>> start PROVIDED INFORMATION
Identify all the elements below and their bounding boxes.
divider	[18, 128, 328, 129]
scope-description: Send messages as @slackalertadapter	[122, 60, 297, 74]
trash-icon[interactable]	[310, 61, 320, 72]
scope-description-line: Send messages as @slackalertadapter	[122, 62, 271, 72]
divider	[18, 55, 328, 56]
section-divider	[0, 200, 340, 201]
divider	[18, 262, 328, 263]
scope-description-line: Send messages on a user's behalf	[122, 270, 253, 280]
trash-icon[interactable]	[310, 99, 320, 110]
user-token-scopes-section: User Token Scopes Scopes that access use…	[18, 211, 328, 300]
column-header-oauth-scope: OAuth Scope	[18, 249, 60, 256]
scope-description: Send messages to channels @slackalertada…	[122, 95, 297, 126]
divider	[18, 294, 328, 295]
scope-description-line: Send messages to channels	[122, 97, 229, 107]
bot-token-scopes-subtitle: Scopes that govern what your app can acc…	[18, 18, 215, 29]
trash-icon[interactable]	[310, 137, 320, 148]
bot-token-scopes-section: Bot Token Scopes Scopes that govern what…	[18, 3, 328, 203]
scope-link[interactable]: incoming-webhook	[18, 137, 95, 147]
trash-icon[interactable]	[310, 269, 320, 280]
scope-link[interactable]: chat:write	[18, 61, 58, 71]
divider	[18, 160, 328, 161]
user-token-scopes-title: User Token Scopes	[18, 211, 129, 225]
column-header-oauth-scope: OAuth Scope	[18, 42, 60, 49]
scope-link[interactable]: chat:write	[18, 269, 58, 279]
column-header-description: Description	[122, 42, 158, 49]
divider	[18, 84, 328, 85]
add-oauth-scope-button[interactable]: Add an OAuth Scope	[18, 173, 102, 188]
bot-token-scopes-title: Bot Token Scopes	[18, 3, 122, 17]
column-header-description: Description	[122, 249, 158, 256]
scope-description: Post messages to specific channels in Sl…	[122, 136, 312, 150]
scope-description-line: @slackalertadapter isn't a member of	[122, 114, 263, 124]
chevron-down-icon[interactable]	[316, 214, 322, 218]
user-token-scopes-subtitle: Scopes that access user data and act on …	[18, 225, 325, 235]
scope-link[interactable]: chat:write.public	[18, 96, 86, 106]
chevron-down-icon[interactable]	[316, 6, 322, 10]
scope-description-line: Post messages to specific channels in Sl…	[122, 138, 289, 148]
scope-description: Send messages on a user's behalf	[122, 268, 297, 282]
>> end PROVIDED INFORMATION
- _YOUR GOAL_:
Pick out every line of the material above that contains the string "specific". Case counts.

- _SOLVED EXERCISE_:
scope-description: Post messages to specific channels in Sl…	[122, 136, 312, 150]
scope-description-line: Post messages to specific channels in Sl…	[122, 138, 289, 148]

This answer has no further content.